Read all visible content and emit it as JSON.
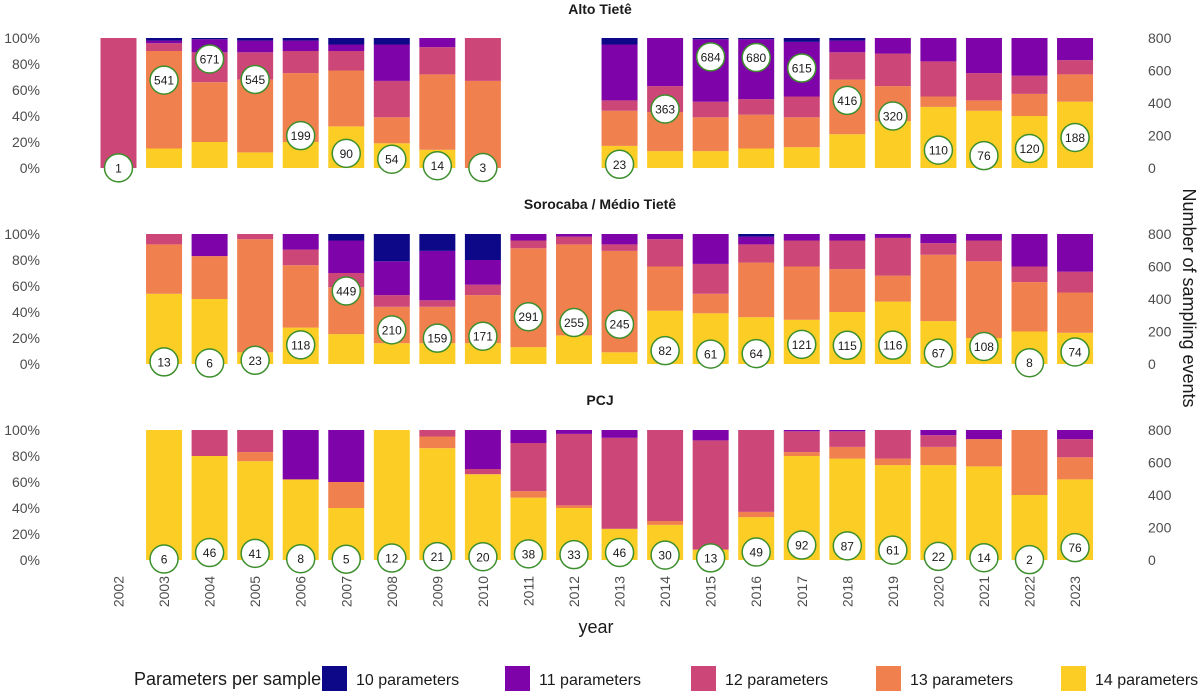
{
  "chart_data": {
    "type": "bar",
    "stacked": "percent",
    "x_label": "year",
    "y2_label": "Number of sampling events",
    "years": [
      "2002",
      "2003",
      "2004",
      "2005",
      "2006",
      "2007",
      "2008",
      "2009",
      "2010",
      "2011",
      "2012",
      "2013",
      "2014",
      "2015",
      "2016",
      "2017",
      "2018",
      "2019",
      "2020",
      "2021",
      "2022",
      "2023"
    ],
    "y_ticks": [
      "0%",
      "20%",
      "40%",
      "60%",
      "80%",
      "100%"
    ],
    "y2_ticks": [
      "0",
      "200",
      "400",
      "600",
      "800"
    ],
    "y2_range": [
      0,
      800
    ],
    "legend": {
      "title": "Parameters per sample",
      "placement": "bottom",
      "items": [
        {
          "key": "p10",
          "label": "10 parameters",
          "color": "#0d0887"
        },
        {
          "key": "p11",
          "label": "11 parameters",
          "color": "#7e03a8"
        },
        {
          "key": "p12",
          "label": "12 parameters",
          "color": "#cc4778"
        },
        {
          "key": "p13",
          "label": "13 parameters",
          "color": "#f0804e"
        },
        {
          "key": "p14",
          "label": "14 parameters",
          "color": "#fccd25"
        }
      ]
    },
    "count_circle_color": "#3d8f2d",
    "panels": [
      {
        "title": "Alto Tietê",
        "bars": [
          {
            "year": "2002",
            "count": 1,
            "p14": 0,
            "p13": 0,
            "p12": 100,
            "p11": 0,
            "p10": 0
          },
          {
            "year": "2003",
            "count": 541,
            "p14": 15,
            "p13": 75,
            "p12": 6,
            "p11": 2,
            "p10": 2
          },
          {
            "year": "2004",
            "count": 671,
            "p14": 20,
            "p13": 46,
            "p12": 23,
            "p11": 10,
            "p10": 1
          },
          {
            "year": "2005",
            "count": 545,
            "p14": 12,
            "p13": 56,
            "p12": 21,
            "p11": 9,
            "p10": 2
          },
          {
            "year": "2006",
            "count": 199,
            "p14": 20,
            "p13": 53,
            "p12": 17,
            "p11": 8,
            "p10": 2
          },
          {
            "year": "2007",
            "count": 90,
            "p14": 32,
            "p13": 43,
            "p12": 15,
            "p11": 5,
            "p10": 5
          },
          {
            "year": "2008",
            "count": 54,
            "p14": 19,
            "p13": 20,
            "p12": 28,
            "p11": 28,
            "p10": 5
          },
          {
            "year": "2009",
            "count": 14,
            "p14": 14,
            "p13": 58,
            "p12": 21,
            "p11": 7,
            "p10": 0
          },
          {
            "year": "2010",
            "count": 3,
            "p14": 0,
            "p13": 67,
            "p12": 33,
            "p11": 0,
            "p10": 0
          },
          {
            "year": "2013",
            "count": 23,
            "p14": 17,
            "p13": 27,
            "p12": 8,
            "p11": 43,
            "p10": 5
          },
          {
            "year": "2014",
            "count": 363,
            "p14": 13,
            "p13": 30,
            "p12": 20,
            "p11": 37,
            "p10": 0
          },
          {
            "year": "2015",
            "count": 684,
            "p14": 13,
            "p13": 26,
            "p12": 12,
            "p11": 48,
            "p10": 1
          },
          {
            "year": "2016",
            "count": 680,
            "p14": 15,
            "p13": 26,
            "p12": 12,
            "p11": 46,
            "p10": 1
          },
          {
            "year": "2017",
            "count": 615,
            "p14": 16,
            "p13": 23,
            "p12": 16,
            "p11": 42,
            "p10": 3
          },
          {
            "year": "2018",
            "count": 416,
            "p14": 26,
            "p13": 42,
            "p12": 21,
            "p11": 9,
            "p10": 2
          },
          {
            "year": "2019",
            "count": 320,
            "p14": 36,
            "p13": 27,
            "p12": 25,
            "p11": 12,
            "p10": 0
          },
          {
            "year": "2020",
            "count": 110,
            "p14": 47,
            "p13": 8,
            "p12": 27,
            "p11": 18,
            "p10": 0
          },
          {
            "year": "2021",
            "count": 76,
            "p14": 44,
            "p13": 8,
            "p12": 21,
            "p11": 27,
            "p10": 0
          },
          {
            "year": "2022",
            "count": 120,
            "p14": 40,
            "p13": 17,
            "p12": 14,
            "p11": 29,
            "p10": 0
          },
          {
            "year": "2023",
            "count": 188,
            "p14": 51,
            "p13": 21,
            "p12": 11,
            "p11": 17,
            "p10": 0
          }
        ]
      },
      {
        "title": "Sorocaba / Médio Tietê",
        "bars": [
          {
            "year": "2003",
            "count": 13,
            "p14": 54,
            "p13": 38,
            "p12": 8,
            "p11": 0,
            "p10": 0
          },
          {
            "year": "2004",
            "count": 6,
            "p14": 50,
            "p13": 33,
            "p12": 0,
            "p11": 17,
            "p10": 0
          },
          {
            "year": "2005",
            "count": 23,
            "p14": 9,
            "p13": 87,
            "p12": 4,
            "p11": 0,
            "p10": 0
          },
          {
            "year": "2006",
            "count": 118,
            "p14": 28,
            "p13": 48,
            "p12": 12,
            "p11": 12,
            "p10": 0
          },
          {
            "year": "2007",
            "count": 449,
            "p14": 23,
            "p13": 36,
            "p12": 11,
            "p11": 25,
            "p10": 5
          },
          {
            "year": "2008",
            "count": 210,
            "p14": 16,
            "p13": 28,
            "p12": 9,
            "p11": 26,
            "p10": 21
          },
          {
            "year": "2009",
            "count": 159,
            "p14": 16,
            "p13": 28,
            "p12": 5,
            "p11": 38,
            "p10": 13
          },
          {
            "year": "2010",
            "count": 171,
            "p14": 16,
            "p13": 37,
            "p12": 8,
            "p11": 19,
            "p10": 20
          },
          {
            "year": "2011",
            "count": 291,
            "p14": 13,
            "p13": 76,
            "p12": 6,
            "p11": 5,
            "p10": 0
          },
          {
            "year": "2012",
            "count": 255,
            "p14": 22,
            "p13": 70,
            "p12": 6,
            "p11": 2,
            "p10": 0
          },
          {
            "year": "2013",
            "count": 245,
            "p14": 9,
            "p13": 78,
            "p12": 5,
            "p11": 8,
            "p10": 0
          },
          {
            "year": "2014",
            "count": 82,
            "p14": 41,
            "p13": 34,
            "p12": 21,
            "p11": 4,
            "p10": 0
          },
          {
            "year": "2015",
            "count": 61,
            "p14": 39,
            "p13": 15,
            "p12": 23,
            "p11": 23,
            "p10": 0
          },
          {
            "year": "2016",
            "count": 64,
            "p14": 36,
            "p13": 42,
            "p12": 14,
            "p11": 6,
            "p10": 2
          },
          {
            "year": "2017",
            "count": 121,
            "p14": 34,
            "p13": 41,
            "p12": 20,
            "p11": 5,
            "p10": 0
          },
          {
            "year": "2018",
            "count": 115,
            "p14": 40,
            "p13": 33,
            "p12": 22,
            "p11": 5,
            "p10": 0
          },
          {
            "year": "2019",
            "count": 116,
            "p14": 48,
            "p13": 20,
            "p12": 29,
            "p11": 3,
            "p10": 0
          },
          {
            "year": "2020",
            "count": 67,
            "p14": 33,
            "p13": 51,
            "p12": 9,
            "p11": 7,
            "p10": 0
          },
          {
            "year": "2021",
            "count": 108,
            "p14": 20,
            "p13": 59,
            "p12": 16,
            "p11": 5,
            "p10": 0
          },
          {
            "year": "2022",
            "count": 8,
            "p14": 25,
            "p13": 38,
            "p12": 12,
            "p11": 25,
            "p10": 0
          },
          {
            "year": "2023",
            "count": 74,
            "p14": 24,
            "p13": 31,
            "p12": 16,
            "p11": 29,
            "p10": 0
          }
        ]
      },
      {
        "title": "PCJ",
        "bars": [
          {
            "year": "2003",
            "count": 6,
            "p14": 100,
            "p13": 0,
            "p12": 0,
            "p11": 0,
            "p10": 0
          },
          {
            "year": "2004",
            "count": 46,
            "p14": 80,
            "p13": 0,
            "p12": 20,
            "p11": 0,
            "p10": 0
          },
          {
            "year": "2005",
            "count": 41,
            "p14": 76,
            "p13": 7,
            "p12": 17,
            "p11": 0,
            "p10": 0
          },
          {
            "year": "2006",
            "count": 8,
            "p14": 62,
            "p13": 0,
            "p12": 0,
            "p11": 38,
            "p10": 0
          },
          {
            "year": "2007",
            "count": 5,
            "p14": 40,
            "p13": 20,
            "p12": 0,
            "p11": 40,
            "p10": 0
          },
          {
            "year": "2008",
            "count": 12,
            "p14": 100,
            "p13": 0,
            "p12": 0,
            "p11": 0,
            "p10": 0
          },
          {
            "year": "2009",
            "count": 21,
            "p14": 86,
            "p13": 9,
            "p12": 5,
            "p11": 0,
            "p10": 0
          },
          {
            "year": "2010",
            "count": 20,
            "p14": 66,
            "p13": 0,
            "p12": 4,
            "p11": 30,
            "p10": 0
          },
          {
            "year": "2011",
            "count": 38,
            "p14": 48,
            "p13": 5,
            "p12": 37,
            "p11": 10,
            "p10": 0
          },
          {
            "year": "2012",
            "count": 33,
            "p14": 40,
            "p13": 2,
            "p12": 55,
            "p11": 3,
            "p10": 0
          },
          {
            "year": "2013",
            "count": 46,
            "p14": 24,
            "p13": 0,
            "p12": 70,
            "p11": 6,
            "p10": 0
          },
          {
            "year": "2014",
            "count": 30,
            "p14": 27,
            "p13": 3,
            "p12": 70,
            "p11": 0,
            "p10": 0
          },
          {
            "year": "2015",
            "count": 13,
            "p14": 8,
            "p13": 0,
            "p12": 84,
            "p11": 8,
            "p10": 0
          },
          {
            "year": "2016",
            "count": 49,
            "p14": 33,
            "p13": 4,
            "p12": 63,
            "p11": 0,
            "p10": 0
          },
          {
            "year": "2017",
            "count": 92,
            "p14": 80,
            "p13": 3,
            "p12": 16,
            "p11": 1,
            "p10": 0
          },
          {
            "year": "2018",
            "count": 87,
            "p14": 78,
            "p13": 9,
            "p12": 12,
            "p11": 1,
            "p10": 0
          },
          {
            "year": "2019",
            "count": 61,
            "p14": 73,
            "p13": 5,
            "p12": 22,
            "p11": 0,
            "p10": 0
          },
          {
            "year": "2020",
            "count": 22,
            "p14": 73,
            "p13": 14,
            "p12": 9,
            "p11": 4,
            "p10": 0
          },
          {
            "year": "2021",
            "count": 14,
            "p14": 72,
            "p13": 21,
            "p12": 0,
            "p11": 7,
            "p10": 0
          },
          {
            "year": "2022",
            "count": 2,
            "p14": 50,
            "p13": 50,
            "p12": 0,
            "p11": 0,
            "p10": 0
          },
          {
            "year": "2023",
            "count": 76,
            "p14": 62,
            "p13": 17,
            "p12": 14,
            "p11": 7,
            "p10": 0
          }
        ]
      }
    ]
  }
}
▬▬▬
**TASK DIRECTIONS:** In the lines above, find each one with "Tietê" and list it.

**WORKED SOLUTION:**
        "title": "Alto Tietê",
        "title": "Sorocaba / Médio Tietê",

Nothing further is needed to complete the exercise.